Set exercise: Identify and pull out each line of the entries in which "Traders" occurs.
━━━━
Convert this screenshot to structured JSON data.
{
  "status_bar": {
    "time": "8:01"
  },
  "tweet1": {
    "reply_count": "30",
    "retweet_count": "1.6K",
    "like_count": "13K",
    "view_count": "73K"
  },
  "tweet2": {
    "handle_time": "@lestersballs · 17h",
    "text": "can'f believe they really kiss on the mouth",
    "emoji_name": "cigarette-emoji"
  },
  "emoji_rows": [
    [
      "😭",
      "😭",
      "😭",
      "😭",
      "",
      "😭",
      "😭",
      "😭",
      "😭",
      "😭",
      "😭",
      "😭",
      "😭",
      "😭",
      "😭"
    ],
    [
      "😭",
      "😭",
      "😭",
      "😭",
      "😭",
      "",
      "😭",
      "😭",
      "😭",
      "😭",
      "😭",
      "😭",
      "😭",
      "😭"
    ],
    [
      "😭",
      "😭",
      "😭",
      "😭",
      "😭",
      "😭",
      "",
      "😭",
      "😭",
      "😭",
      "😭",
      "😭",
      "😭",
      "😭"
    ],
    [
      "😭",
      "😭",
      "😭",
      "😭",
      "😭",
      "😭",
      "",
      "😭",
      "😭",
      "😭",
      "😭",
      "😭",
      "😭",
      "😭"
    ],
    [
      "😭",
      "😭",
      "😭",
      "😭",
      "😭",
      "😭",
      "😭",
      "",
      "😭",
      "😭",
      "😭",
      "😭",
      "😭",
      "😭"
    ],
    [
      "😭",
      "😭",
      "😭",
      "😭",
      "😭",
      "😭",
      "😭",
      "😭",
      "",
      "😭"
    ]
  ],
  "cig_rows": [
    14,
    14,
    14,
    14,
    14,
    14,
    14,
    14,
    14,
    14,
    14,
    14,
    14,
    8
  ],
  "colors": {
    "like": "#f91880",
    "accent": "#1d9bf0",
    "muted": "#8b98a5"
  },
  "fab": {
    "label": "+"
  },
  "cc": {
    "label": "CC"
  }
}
━━━━
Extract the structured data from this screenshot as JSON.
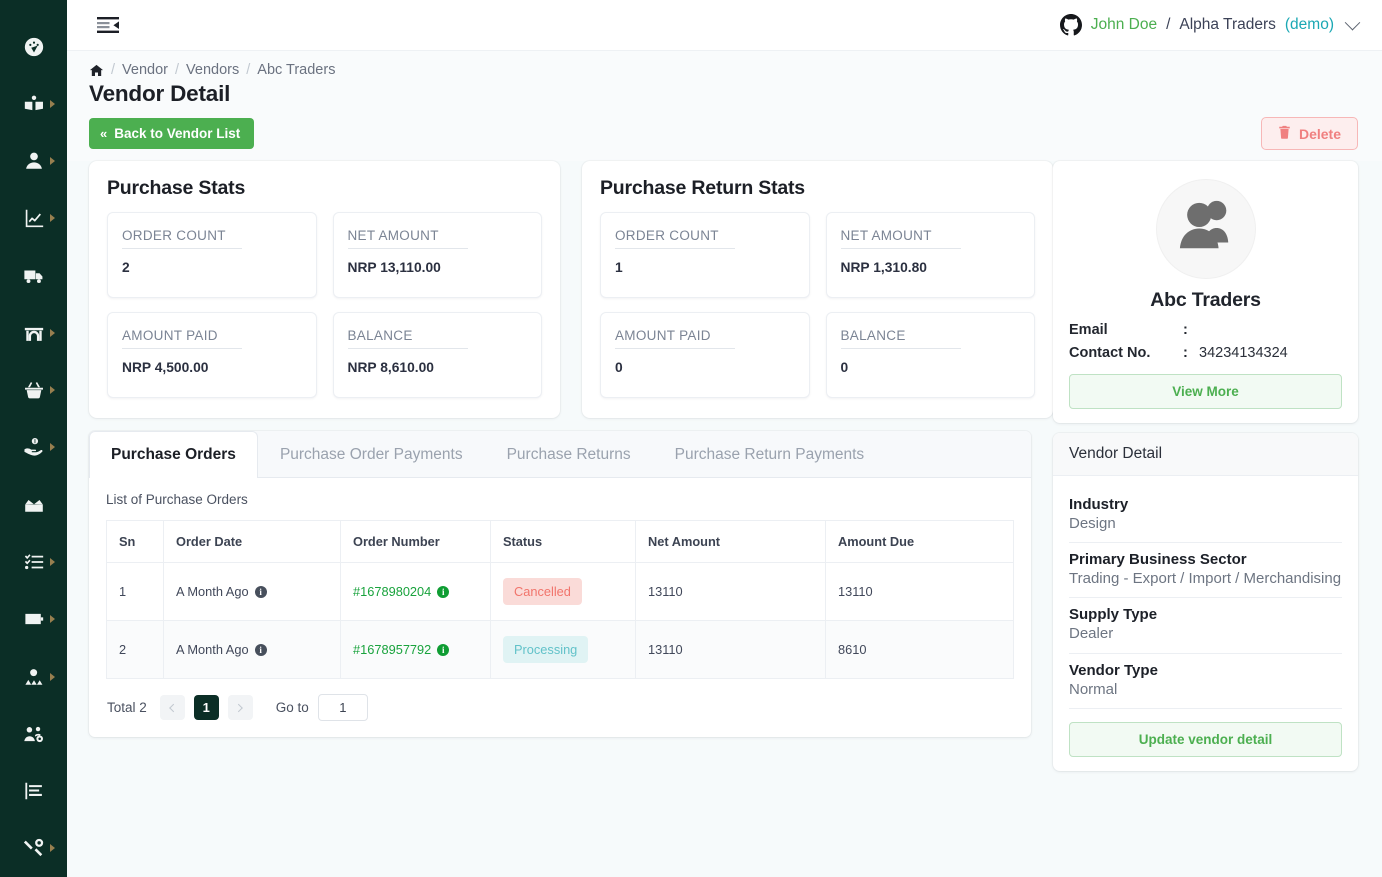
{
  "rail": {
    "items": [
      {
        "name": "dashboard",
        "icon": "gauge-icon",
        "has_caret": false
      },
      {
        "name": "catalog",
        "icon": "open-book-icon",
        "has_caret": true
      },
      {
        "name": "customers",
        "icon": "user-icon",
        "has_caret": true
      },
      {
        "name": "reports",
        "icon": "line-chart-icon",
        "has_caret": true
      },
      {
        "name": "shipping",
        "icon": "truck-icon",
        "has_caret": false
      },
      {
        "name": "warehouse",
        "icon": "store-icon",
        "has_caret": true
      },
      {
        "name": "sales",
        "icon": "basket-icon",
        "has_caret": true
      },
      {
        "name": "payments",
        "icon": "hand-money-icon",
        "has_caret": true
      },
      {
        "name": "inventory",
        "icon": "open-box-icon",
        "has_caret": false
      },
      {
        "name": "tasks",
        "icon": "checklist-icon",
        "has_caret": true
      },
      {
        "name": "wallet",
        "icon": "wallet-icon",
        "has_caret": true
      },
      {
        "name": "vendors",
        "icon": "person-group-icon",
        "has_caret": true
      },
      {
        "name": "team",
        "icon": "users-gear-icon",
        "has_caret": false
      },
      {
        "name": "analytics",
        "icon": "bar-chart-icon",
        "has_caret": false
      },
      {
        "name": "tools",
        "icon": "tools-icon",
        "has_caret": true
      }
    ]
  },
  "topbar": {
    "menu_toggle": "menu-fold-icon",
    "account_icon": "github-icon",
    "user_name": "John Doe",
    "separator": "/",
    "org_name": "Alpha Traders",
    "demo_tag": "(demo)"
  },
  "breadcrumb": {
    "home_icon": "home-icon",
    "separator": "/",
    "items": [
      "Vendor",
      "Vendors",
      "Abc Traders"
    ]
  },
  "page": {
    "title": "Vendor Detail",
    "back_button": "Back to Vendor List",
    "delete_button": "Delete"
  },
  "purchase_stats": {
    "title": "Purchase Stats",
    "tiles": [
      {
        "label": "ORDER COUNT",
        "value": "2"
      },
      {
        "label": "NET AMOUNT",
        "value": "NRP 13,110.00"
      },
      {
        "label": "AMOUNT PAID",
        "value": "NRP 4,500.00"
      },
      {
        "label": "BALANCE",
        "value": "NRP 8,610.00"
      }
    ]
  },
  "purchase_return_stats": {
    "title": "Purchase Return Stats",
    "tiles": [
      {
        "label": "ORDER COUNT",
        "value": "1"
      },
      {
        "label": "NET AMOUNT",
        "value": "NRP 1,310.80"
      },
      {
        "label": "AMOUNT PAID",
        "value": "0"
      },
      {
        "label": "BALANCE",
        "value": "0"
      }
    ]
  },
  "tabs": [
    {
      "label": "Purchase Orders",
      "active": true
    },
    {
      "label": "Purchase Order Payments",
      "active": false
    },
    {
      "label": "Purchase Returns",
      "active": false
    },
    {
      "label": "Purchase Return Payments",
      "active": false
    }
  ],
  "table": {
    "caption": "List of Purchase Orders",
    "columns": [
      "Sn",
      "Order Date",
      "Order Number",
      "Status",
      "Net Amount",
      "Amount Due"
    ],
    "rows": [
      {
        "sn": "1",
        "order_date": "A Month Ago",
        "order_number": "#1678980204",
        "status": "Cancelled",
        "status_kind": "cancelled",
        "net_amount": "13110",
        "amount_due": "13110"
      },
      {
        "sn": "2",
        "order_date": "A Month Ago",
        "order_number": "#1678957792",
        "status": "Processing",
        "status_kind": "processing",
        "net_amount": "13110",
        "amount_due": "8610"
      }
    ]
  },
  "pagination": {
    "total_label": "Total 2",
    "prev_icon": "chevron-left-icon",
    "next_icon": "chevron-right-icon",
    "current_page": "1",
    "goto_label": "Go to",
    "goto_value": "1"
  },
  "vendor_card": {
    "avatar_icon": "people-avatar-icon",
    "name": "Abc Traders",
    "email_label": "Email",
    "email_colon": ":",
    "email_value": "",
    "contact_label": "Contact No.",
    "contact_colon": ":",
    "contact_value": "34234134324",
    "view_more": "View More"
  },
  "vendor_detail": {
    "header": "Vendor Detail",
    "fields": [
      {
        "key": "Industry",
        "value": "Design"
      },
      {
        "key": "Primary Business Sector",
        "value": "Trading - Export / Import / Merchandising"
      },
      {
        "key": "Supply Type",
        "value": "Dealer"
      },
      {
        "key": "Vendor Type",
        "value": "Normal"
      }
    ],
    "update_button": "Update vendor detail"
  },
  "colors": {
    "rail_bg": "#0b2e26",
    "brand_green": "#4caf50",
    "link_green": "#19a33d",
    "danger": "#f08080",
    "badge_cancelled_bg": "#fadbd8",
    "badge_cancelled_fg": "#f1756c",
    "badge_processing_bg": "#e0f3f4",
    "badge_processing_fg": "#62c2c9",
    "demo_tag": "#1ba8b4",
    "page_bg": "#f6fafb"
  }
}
━━━━
Finished exercise:
    "org_name": "Alpha Traders",
      "Abc Traders"
    "name": "Abc Traders",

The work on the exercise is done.